#### [Given problem]
Report only the number of lines holding "jsme".

#### [Input records]
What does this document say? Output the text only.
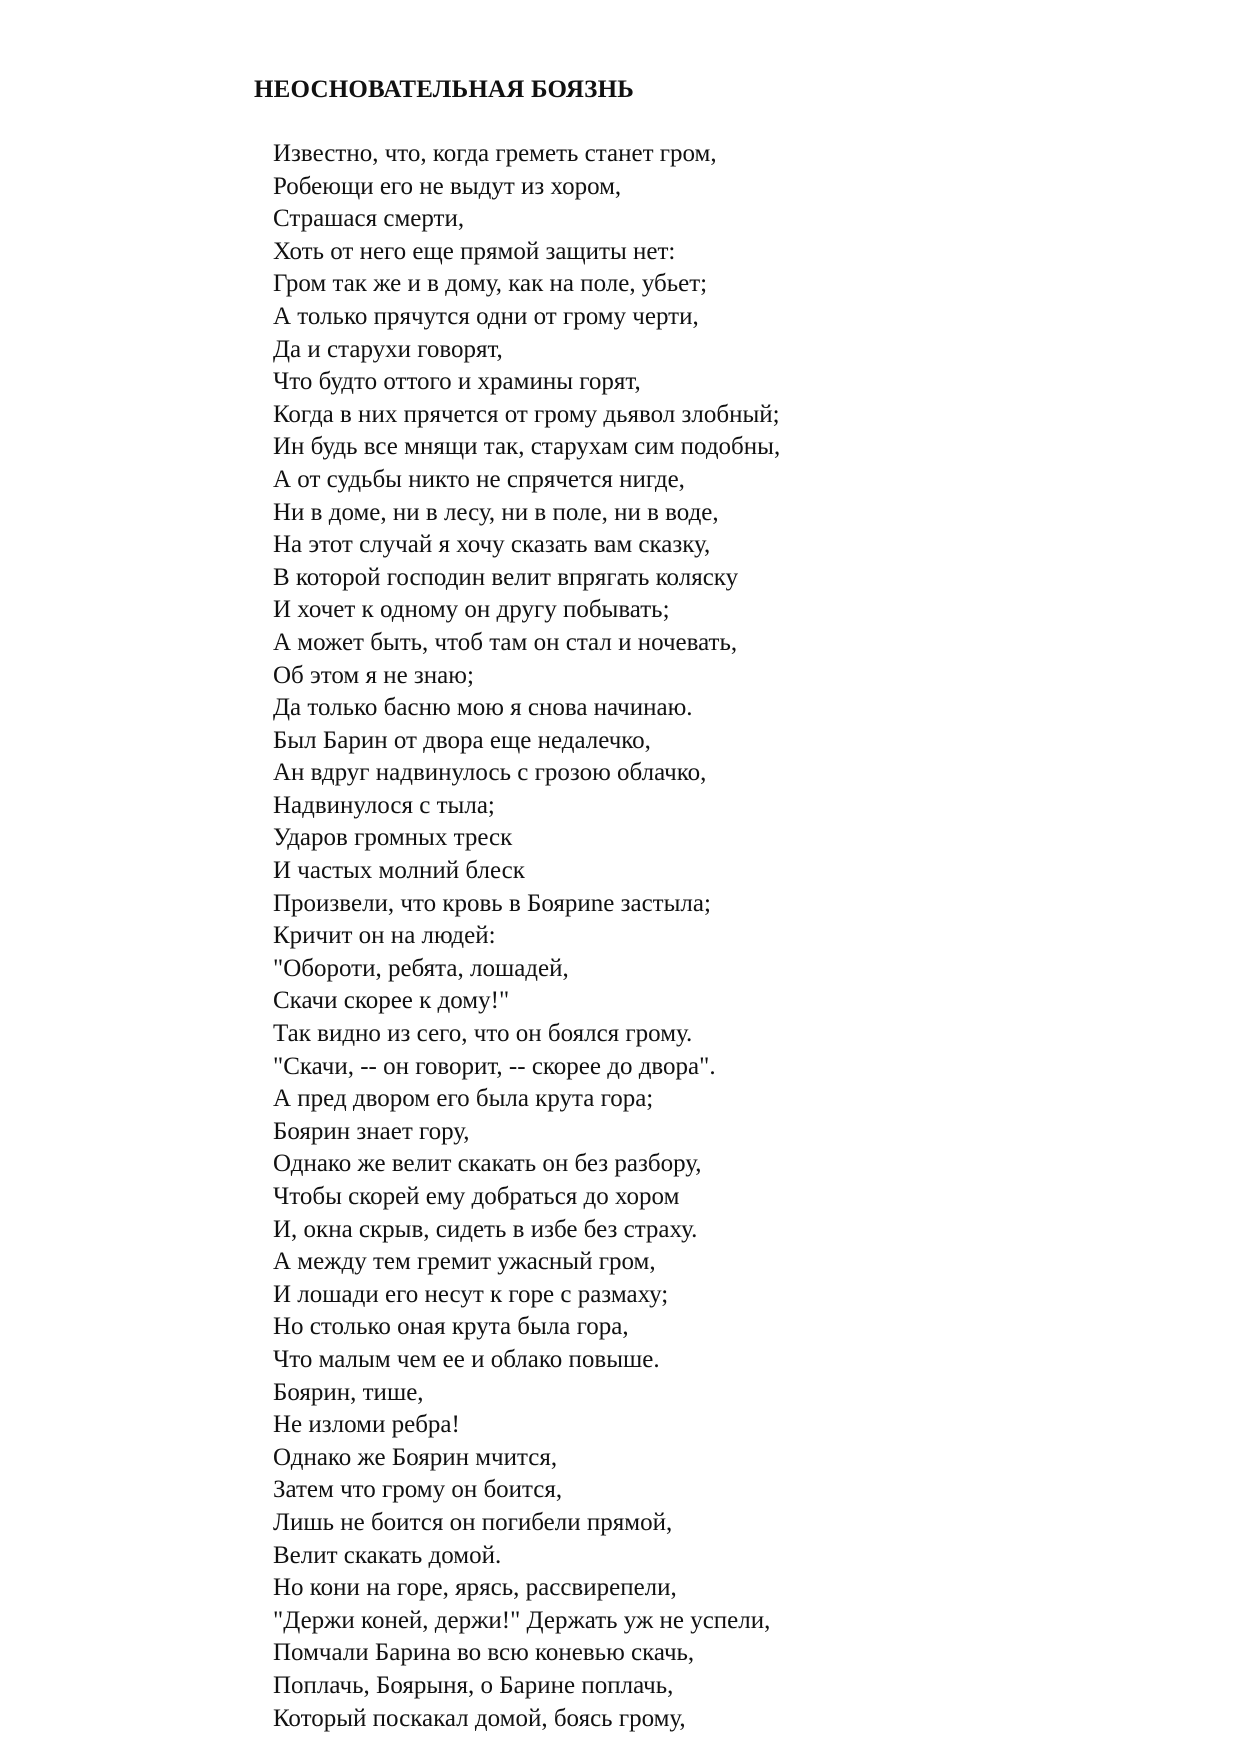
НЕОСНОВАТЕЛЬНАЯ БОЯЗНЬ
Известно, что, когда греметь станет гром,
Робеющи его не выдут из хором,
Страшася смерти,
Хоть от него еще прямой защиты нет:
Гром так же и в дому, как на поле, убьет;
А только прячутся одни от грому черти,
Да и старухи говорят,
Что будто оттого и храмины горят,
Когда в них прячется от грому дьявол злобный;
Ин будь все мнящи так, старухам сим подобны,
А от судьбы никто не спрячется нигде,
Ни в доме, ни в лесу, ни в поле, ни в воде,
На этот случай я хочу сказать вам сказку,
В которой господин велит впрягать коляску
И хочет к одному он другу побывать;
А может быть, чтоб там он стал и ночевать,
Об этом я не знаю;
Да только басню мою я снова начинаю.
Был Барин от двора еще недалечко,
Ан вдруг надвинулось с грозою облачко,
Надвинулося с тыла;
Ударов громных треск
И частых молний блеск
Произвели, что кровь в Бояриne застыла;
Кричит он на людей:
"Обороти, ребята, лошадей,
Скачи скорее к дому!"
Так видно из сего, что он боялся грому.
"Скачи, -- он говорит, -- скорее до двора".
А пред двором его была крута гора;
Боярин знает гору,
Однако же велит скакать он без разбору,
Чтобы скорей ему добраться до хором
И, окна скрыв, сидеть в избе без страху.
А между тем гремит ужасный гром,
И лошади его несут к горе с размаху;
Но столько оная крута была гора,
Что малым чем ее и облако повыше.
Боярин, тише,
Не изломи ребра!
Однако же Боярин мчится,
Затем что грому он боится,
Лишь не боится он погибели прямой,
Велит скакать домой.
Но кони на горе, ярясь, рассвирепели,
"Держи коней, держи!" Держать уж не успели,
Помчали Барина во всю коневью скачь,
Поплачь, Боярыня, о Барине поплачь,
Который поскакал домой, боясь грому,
...
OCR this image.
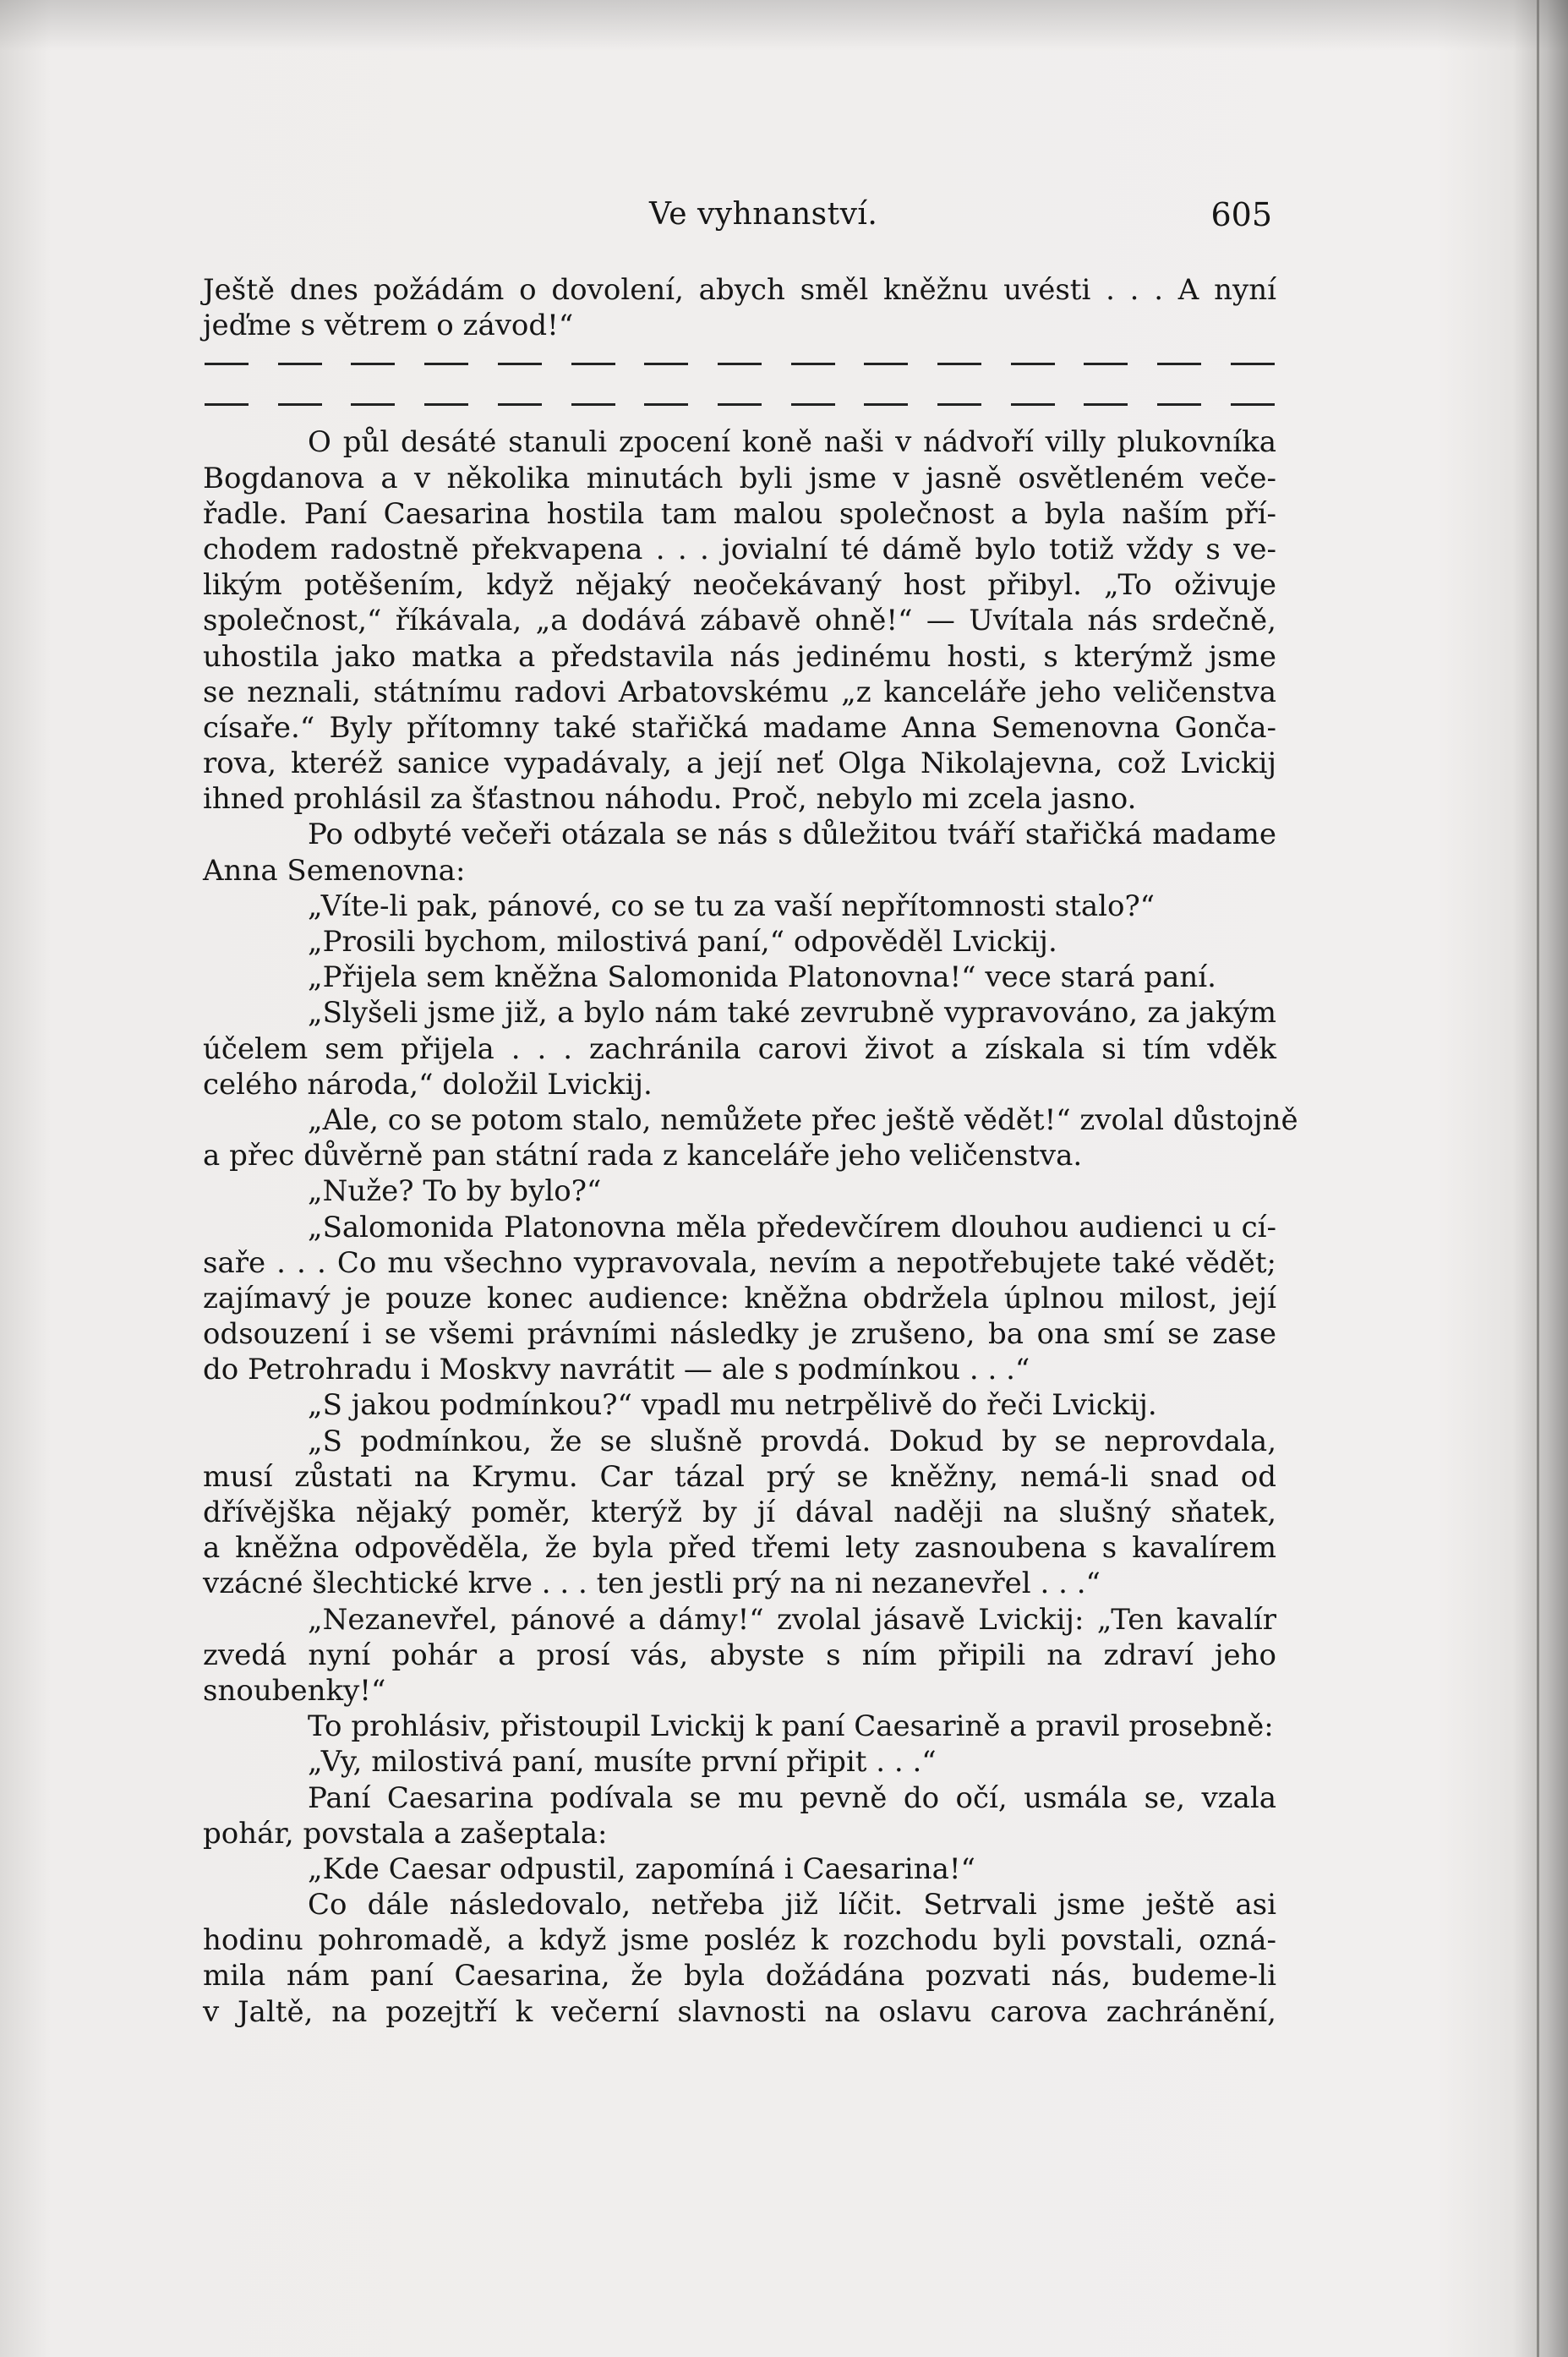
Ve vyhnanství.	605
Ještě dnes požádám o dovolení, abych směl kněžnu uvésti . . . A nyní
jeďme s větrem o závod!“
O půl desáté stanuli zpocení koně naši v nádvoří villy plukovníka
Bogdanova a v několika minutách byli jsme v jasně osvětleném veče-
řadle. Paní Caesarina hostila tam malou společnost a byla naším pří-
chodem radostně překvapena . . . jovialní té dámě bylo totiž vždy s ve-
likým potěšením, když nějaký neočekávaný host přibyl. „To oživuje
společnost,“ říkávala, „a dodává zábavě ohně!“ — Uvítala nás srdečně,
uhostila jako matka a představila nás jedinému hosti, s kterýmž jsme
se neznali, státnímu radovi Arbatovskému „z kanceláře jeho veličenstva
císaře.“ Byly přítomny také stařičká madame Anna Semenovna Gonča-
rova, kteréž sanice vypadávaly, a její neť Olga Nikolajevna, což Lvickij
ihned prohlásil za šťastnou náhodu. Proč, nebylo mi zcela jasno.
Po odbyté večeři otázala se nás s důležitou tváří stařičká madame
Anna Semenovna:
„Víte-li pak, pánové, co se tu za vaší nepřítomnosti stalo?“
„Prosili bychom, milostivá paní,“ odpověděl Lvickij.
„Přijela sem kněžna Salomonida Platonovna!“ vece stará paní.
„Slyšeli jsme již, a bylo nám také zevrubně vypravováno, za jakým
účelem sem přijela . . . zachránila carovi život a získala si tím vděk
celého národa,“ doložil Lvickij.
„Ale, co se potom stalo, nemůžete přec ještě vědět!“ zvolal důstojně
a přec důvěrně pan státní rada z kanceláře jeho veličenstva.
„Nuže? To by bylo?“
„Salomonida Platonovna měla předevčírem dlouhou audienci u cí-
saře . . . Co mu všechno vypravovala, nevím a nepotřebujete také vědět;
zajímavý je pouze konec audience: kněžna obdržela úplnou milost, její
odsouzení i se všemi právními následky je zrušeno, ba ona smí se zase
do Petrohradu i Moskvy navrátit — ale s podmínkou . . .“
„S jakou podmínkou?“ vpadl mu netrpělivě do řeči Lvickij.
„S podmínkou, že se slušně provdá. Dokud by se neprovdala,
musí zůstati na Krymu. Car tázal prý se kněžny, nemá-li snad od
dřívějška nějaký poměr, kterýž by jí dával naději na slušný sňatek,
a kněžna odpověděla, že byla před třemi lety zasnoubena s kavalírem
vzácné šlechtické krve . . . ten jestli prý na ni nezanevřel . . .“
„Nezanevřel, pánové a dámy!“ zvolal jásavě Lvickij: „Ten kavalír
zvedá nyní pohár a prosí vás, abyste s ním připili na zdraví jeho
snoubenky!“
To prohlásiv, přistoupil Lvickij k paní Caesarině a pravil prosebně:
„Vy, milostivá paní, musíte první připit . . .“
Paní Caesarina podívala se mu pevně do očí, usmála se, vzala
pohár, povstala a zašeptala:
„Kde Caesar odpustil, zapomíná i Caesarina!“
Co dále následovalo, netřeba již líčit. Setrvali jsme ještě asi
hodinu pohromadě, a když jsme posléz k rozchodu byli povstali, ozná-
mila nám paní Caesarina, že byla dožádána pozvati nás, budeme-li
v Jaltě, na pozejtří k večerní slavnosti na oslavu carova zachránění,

#### [Answer below]
5